═════ Provided information ═════

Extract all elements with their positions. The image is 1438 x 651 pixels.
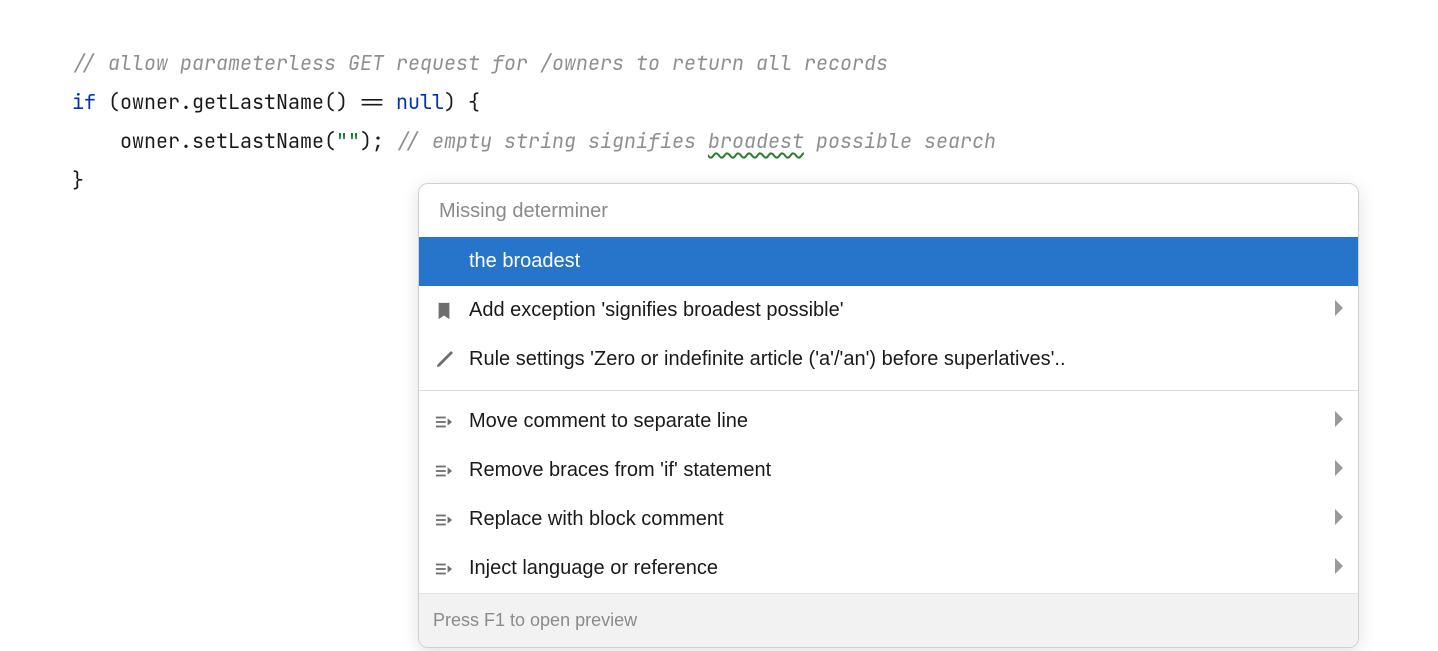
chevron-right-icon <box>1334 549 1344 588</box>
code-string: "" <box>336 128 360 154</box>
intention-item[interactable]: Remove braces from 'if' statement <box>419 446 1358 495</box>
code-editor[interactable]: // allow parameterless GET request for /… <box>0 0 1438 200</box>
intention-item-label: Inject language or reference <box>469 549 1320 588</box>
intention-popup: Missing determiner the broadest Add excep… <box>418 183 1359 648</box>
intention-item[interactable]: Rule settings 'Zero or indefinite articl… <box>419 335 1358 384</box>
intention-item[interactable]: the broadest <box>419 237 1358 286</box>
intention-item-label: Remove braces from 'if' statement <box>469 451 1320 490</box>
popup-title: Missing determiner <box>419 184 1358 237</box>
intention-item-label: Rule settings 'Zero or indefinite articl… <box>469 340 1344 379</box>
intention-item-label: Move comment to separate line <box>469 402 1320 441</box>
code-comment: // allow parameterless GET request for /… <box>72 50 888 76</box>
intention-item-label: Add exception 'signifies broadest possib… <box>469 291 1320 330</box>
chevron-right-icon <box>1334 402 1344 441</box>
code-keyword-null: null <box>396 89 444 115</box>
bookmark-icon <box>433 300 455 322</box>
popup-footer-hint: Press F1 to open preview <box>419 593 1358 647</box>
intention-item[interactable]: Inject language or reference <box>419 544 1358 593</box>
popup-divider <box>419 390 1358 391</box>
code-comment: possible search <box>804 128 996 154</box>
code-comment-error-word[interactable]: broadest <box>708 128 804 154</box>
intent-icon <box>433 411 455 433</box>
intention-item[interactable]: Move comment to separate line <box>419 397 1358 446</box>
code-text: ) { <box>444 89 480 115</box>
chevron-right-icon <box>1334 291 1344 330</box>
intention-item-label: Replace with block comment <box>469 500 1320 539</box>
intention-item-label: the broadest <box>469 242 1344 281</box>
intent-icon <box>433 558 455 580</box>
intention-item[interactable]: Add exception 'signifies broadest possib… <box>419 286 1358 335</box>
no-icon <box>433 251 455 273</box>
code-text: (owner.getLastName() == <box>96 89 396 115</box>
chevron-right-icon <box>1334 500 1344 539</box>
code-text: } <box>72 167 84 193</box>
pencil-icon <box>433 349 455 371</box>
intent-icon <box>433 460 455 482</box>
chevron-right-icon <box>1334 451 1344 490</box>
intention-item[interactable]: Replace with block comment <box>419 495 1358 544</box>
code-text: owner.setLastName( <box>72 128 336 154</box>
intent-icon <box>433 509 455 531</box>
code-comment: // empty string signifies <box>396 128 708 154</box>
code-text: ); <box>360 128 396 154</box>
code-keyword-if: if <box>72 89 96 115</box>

═════
═════ Provided information ═════

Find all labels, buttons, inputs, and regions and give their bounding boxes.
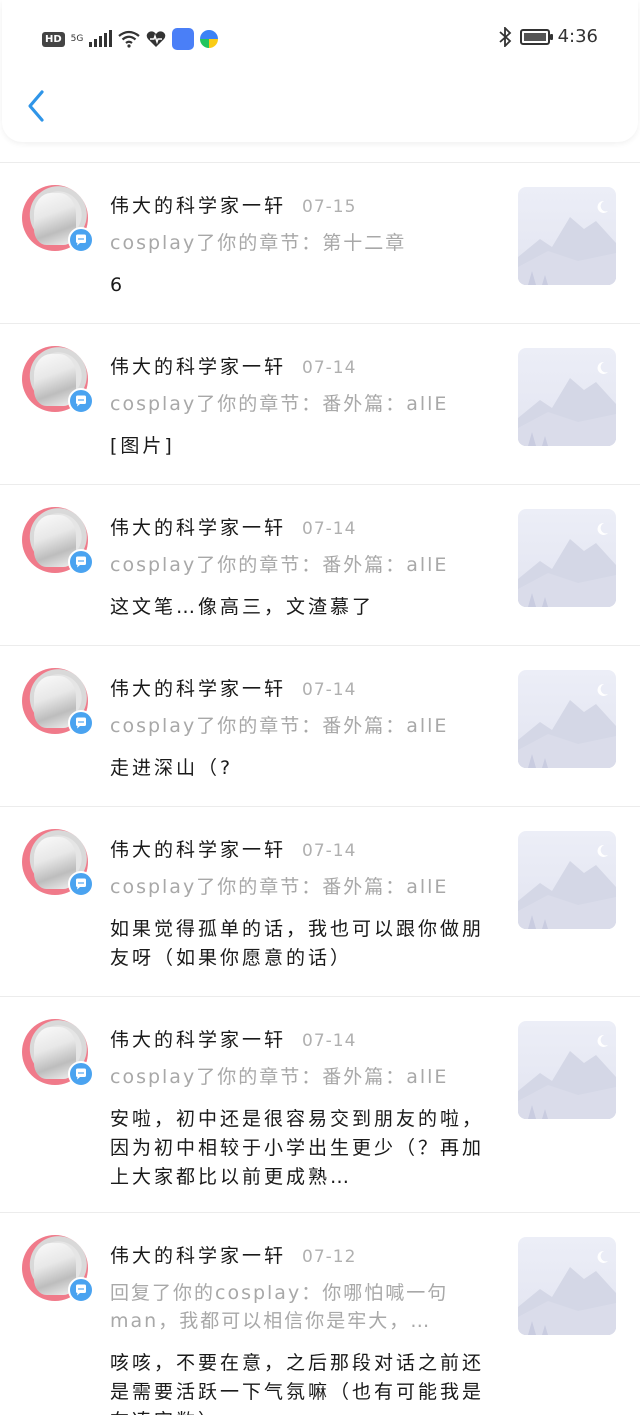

═════

Directions for this task ▸ Rewrite the entries starting at the line containing "Extract all elements" and ending at the line containing "intention-item-label: Add exception", replacing "braces" with "curly braces" and changing nothing else. Leave the picture out of your answer.

Complete answer ▸
Extract all elements with their positions. The image is 1438 x 651 pixels.
chevron-right-icon <box>1334 549 1344 588</box>
code-string: "" <box>336 128 360 154</box>
intention-item[interactable]: Remove curly braces from 'if' statement <box>419 446 1358 495</box>
code-editor[interactable]: // allow parameterless GET request for /… <box>0 0 1438 200</box>
intention-item-label: Inject language or reference <box>469 549 1320 588</box>
intention-popup: Missing determiner the broadest Add excep… <box>418 183 1359 648</box>
intention-item[interactable]: Rule settings 'Zero or indefinite articl… <box>419 335 1358 384</box>
intention-item[interactable]: the broadest <box>419 237 1358 286</box>
intention-item-label: Remove curly braces from 'if' statement <box>469 451 1320 490</box>
popup-title: Missing determiner <box>419 184 1358 237</box>
intention-item-label: Rule settings 'Zero or indefinite articl… <box>469 340 1344 379</box>
intention-item-label: Move comment to separate line <box>469 402 1320 441</box>
code-comment: // allow parameterless GET request for /… <box>72 50 888 76</box>
intention-item-label: Add exception 'signifies broadest possib… <box>469 291 1320 330</box>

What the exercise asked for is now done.